SET TASK » Wherever the string "新幹線往復料金を割引する方法まとめ" appears, copy the whole line.
* BEGIN DATA SUPPLIED *
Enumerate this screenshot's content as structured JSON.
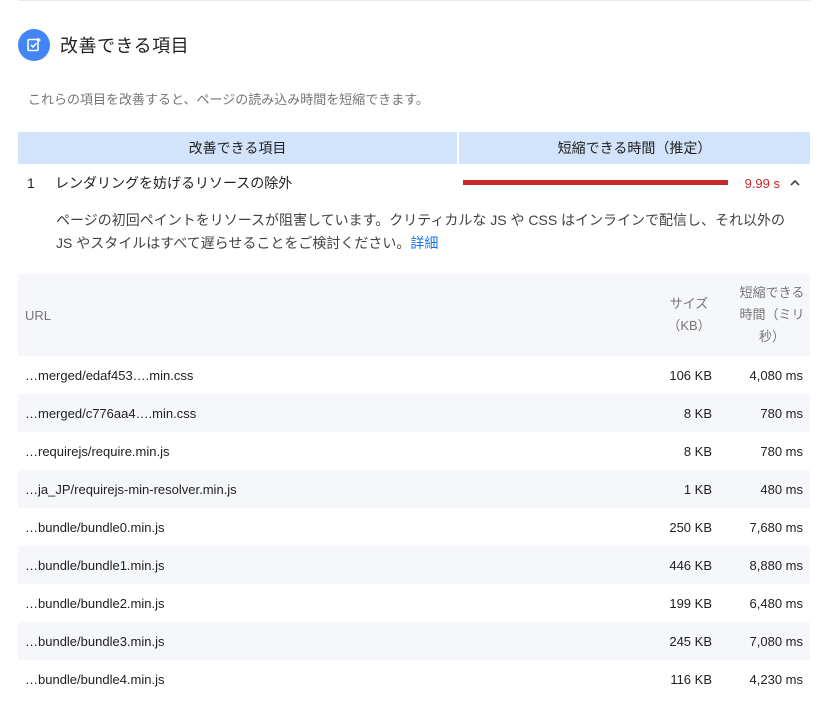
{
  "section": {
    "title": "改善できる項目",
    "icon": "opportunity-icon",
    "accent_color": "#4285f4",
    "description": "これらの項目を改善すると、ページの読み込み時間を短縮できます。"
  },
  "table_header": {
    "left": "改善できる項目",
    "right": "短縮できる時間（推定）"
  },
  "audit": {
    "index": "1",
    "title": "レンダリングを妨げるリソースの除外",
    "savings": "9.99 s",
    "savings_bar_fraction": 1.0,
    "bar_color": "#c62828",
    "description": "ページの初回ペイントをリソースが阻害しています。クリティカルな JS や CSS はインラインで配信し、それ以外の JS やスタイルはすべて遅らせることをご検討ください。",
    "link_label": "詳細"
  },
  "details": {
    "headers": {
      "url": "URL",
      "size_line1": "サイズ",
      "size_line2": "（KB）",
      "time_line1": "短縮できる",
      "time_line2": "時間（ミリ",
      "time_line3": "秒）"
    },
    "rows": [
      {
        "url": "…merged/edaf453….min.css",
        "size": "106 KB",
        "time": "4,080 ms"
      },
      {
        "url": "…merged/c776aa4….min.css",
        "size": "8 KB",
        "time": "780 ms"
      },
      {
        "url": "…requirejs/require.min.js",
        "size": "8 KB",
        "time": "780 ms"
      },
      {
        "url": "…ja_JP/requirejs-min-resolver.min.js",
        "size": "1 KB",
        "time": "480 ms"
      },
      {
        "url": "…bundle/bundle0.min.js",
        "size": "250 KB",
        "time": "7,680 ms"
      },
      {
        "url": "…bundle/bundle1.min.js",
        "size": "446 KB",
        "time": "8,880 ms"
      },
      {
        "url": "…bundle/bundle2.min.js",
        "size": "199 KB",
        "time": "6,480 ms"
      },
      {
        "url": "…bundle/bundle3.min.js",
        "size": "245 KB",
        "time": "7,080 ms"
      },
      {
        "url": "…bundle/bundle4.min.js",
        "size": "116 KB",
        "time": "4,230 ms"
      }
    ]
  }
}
* END DATA SUPPLIED *
* BEGIN DATA SUPPLIED *
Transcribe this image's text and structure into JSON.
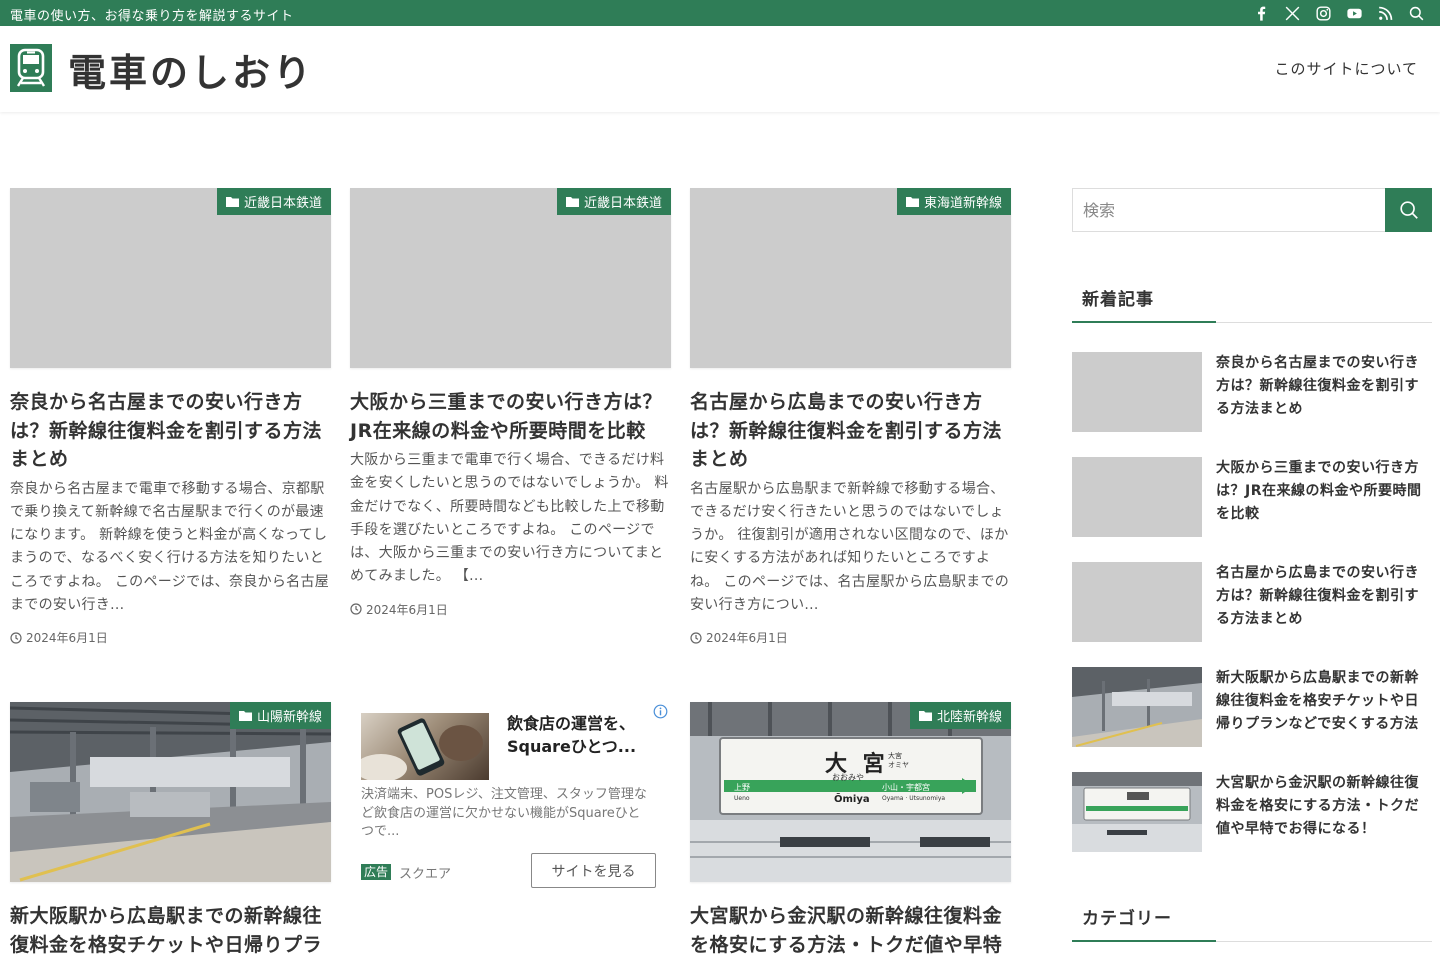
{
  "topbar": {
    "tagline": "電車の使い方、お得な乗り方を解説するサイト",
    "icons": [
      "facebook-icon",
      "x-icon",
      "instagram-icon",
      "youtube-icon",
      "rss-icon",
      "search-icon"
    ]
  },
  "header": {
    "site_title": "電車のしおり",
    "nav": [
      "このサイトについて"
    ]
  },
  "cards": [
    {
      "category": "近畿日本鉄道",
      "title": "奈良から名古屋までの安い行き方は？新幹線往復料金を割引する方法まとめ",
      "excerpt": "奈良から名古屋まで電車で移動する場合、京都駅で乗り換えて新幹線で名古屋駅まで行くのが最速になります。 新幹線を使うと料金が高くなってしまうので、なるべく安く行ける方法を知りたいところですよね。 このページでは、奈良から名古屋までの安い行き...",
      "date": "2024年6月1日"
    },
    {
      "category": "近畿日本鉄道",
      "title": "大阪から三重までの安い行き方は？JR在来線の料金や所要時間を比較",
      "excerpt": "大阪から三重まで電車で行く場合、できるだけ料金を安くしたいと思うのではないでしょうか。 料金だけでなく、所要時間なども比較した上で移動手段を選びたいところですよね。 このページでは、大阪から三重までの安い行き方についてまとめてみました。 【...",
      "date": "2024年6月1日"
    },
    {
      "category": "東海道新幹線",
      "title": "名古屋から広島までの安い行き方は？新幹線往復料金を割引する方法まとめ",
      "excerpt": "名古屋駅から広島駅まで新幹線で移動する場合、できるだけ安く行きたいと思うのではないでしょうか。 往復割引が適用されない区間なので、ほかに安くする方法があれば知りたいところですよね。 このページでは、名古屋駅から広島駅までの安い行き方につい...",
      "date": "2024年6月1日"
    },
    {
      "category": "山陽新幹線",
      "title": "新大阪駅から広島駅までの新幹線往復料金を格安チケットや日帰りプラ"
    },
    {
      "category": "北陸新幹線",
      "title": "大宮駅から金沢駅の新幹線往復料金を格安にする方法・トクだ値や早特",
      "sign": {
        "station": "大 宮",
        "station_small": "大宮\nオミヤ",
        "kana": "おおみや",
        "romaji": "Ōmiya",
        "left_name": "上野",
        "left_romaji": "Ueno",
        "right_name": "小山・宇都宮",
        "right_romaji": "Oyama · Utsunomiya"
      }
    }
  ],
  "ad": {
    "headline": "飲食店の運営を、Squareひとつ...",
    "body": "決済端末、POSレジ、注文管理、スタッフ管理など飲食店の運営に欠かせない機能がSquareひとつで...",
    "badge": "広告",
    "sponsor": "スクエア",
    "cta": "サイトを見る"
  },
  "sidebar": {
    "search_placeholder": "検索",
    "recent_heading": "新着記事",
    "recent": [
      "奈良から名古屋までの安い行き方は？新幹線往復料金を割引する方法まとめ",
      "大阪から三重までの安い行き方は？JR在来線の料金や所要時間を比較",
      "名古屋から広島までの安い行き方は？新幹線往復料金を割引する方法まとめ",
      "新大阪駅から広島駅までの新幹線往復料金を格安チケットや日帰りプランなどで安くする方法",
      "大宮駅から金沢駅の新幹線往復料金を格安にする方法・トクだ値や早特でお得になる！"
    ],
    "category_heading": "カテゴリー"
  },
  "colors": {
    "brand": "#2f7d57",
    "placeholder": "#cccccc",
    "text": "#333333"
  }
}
* END DATA SUPPLIED *
* BEGIN DATA SUPPLIED *
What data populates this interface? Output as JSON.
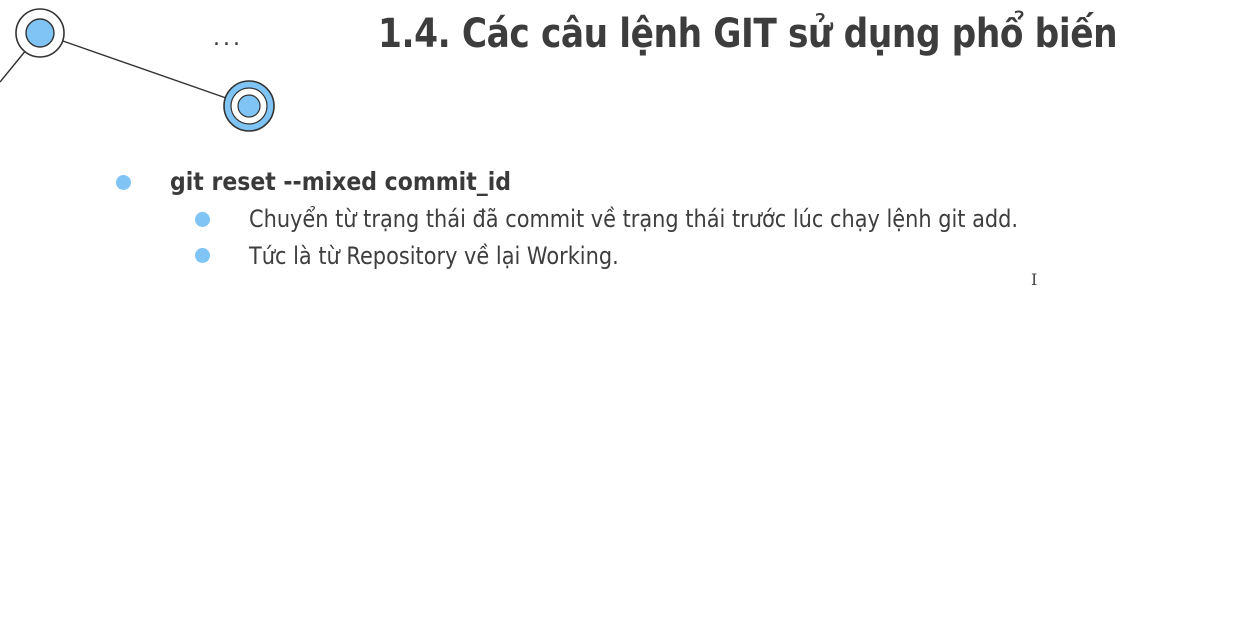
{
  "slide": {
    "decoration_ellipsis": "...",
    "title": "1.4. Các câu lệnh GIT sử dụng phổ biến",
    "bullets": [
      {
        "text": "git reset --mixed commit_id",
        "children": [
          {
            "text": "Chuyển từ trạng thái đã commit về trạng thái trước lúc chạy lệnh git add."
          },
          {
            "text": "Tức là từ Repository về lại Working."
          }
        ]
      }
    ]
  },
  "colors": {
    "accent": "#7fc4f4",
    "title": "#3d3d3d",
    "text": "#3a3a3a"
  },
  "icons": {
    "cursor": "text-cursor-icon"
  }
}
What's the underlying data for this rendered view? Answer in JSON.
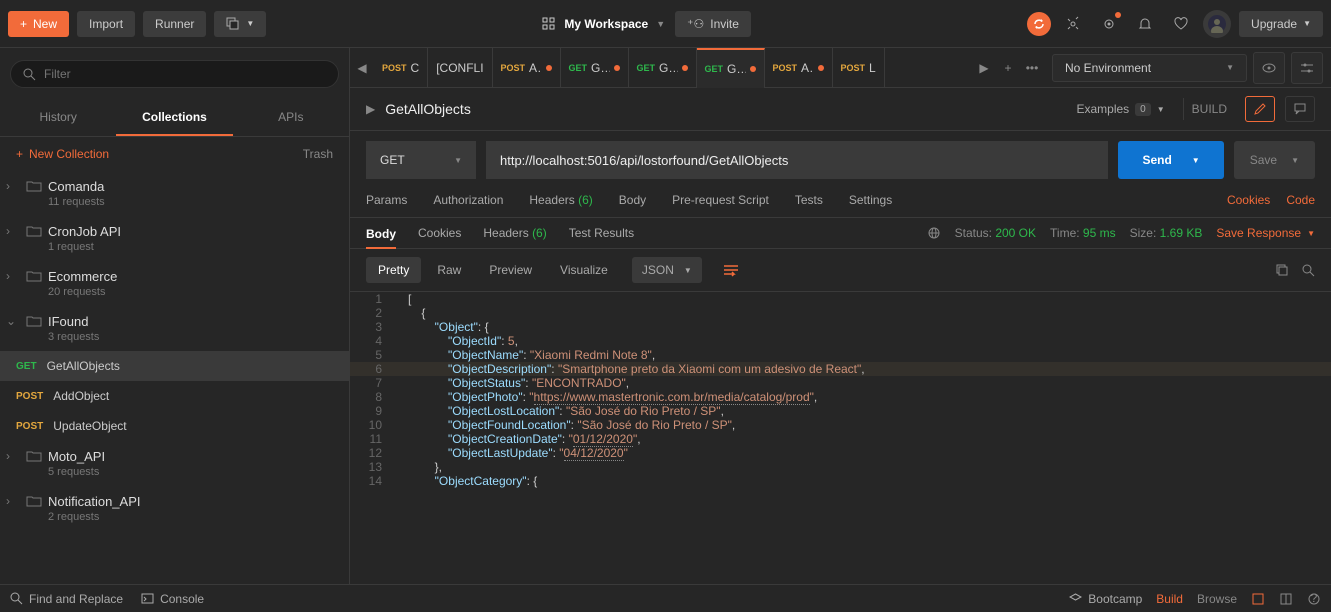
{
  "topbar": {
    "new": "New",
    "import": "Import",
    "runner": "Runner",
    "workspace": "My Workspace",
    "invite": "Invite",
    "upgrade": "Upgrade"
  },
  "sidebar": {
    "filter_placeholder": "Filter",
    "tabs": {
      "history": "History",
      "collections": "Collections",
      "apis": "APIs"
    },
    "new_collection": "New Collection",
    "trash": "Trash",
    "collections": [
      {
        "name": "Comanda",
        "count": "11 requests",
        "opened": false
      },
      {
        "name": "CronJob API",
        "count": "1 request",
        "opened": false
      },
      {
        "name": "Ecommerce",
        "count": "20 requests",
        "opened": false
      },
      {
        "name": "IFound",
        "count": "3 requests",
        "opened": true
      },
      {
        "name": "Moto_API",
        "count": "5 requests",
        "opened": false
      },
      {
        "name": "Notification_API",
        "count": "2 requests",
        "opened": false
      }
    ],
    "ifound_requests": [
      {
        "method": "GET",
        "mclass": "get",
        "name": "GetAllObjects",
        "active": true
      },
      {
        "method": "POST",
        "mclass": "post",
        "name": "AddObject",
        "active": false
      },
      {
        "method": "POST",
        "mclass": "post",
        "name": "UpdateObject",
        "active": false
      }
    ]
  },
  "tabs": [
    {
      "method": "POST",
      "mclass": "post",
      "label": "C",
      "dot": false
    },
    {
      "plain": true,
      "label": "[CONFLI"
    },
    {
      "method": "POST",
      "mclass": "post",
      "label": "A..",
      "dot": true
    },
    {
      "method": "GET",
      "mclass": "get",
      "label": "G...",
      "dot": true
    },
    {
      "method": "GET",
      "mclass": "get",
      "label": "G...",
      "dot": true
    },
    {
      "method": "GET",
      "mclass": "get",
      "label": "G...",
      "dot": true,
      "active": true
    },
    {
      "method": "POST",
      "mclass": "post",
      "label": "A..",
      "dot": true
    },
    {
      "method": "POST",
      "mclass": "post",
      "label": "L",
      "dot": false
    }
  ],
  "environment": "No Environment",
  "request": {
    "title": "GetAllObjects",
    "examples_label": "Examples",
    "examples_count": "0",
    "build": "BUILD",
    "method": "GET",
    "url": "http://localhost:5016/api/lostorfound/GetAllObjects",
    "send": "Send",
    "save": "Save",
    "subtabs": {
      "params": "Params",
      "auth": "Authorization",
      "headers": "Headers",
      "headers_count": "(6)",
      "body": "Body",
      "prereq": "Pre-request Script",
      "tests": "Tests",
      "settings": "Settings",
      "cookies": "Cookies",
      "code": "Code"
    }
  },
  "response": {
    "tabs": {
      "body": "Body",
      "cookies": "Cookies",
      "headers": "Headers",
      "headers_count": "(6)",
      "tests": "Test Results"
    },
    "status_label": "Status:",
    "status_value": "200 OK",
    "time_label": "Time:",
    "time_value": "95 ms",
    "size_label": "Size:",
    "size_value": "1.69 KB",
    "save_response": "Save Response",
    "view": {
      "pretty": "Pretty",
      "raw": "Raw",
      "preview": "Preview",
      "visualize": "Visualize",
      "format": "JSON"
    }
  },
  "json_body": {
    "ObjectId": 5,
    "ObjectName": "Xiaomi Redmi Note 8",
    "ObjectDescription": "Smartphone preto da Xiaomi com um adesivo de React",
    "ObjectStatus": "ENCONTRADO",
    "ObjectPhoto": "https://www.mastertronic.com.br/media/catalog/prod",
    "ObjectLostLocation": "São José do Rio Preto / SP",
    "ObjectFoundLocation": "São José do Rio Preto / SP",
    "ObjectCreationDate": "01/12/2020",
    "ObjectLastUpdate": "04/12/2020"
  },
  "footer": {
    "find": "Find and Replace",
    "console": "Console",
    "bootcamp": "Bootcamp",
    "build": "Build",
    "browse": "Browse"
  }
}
* END DATA SUPPLIED *
OUTPUT »
      "title": "奈良から名古屋までの安い行き方は？新幹線往復料金を割引する方法まとめ",
      "title": "名古屋から広島までの安い行き方は？新幹線往復料金を割引する方法まとめ",
      "奈良から名古屋までの安い行き方は？新幹線往復料金を割引する方法まとめ",
      "名古屋から広島までの安い行き方は？新幹線往復料金を割引する方法まとめ",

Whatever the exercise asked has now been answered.